- **REQUEST**:
Quote the passage on avalanche research, starting with "Machine learning methods" and going on through "region under consideration.".

Consequently, climate change in the region influences the risks of natural disasters, including avalanches, underscoring the importance of accurate prediction and assessment of these hazards.
Research conducted in North America [9], Northern Europe [10], and the Alps [11] has demonstrated the importance and necessity of studying meteorological data for avalanche forecasting using databases. The relationship between climate change and avalanche occurrence has also been investigated in India [12] and China [13]. In [12], the authors highlight that the formation of snow avalanches is influenced by meteorological conditions such as air temperature, atmospheric pressure, and wind speed. In [13], it is noted that precipitation, air temperature, and snow cover conditions can change significantly with climate warming, which also leads to avalanche formation and activity. All of these studies indicate that avalanche formation is influenced by a range of meteorological conditions, with regional climatic features and the relative importance of specific factors varying over time.
Machine learning methods are widely used to analyze the factors influencing avalanches. The successful application of machine learning is primarily due to its ability to extract complex non-linear relationships from data [14]. This is achieved through the use of various algorithms that can adapt to different data structures and reveal hidden patterns. To study the influence of factors on avalanches in the French Alps, the authors of [15] used different predictive frameworks, and the implementation of SHAP (Shapley Additive exPlanations) identified the most important attributes for avalanche susceptibility detection, such as slope, altitude, and wind speed for the region under consideration.

- **DATA SHOWN**:

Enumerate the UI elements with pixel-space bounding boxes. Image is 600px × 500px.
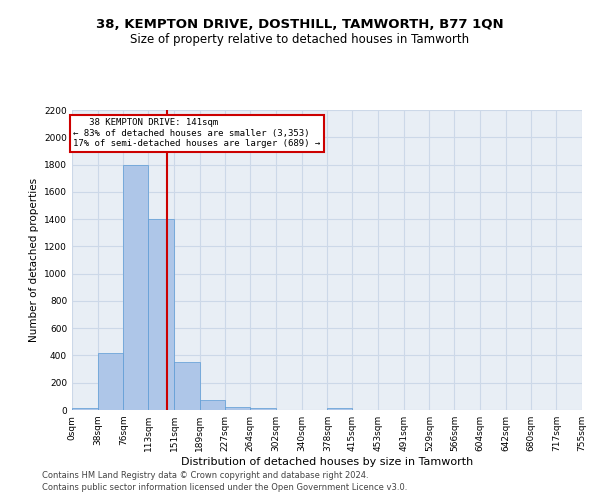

- **TASK SOLUTION**:
Machine learning methods are widely used to analyze the factors influencing avalanches. The successful application of machine learning is primarily due to its ability to extract complex non-linear relationships from data [14]. This is achieved through the use of various algorithms that can adapt to different data structures and reveal hidden patterns. To study the influence of factors on avalanches in the French Alps, the authors of [15] used different predictive frameworks, and the implementation of SHAP (Shapley Additive exPlanations) identified the most important attributes for avalanche susceptibility detection, such as slope, altitude, and wind speed for the region under consideration.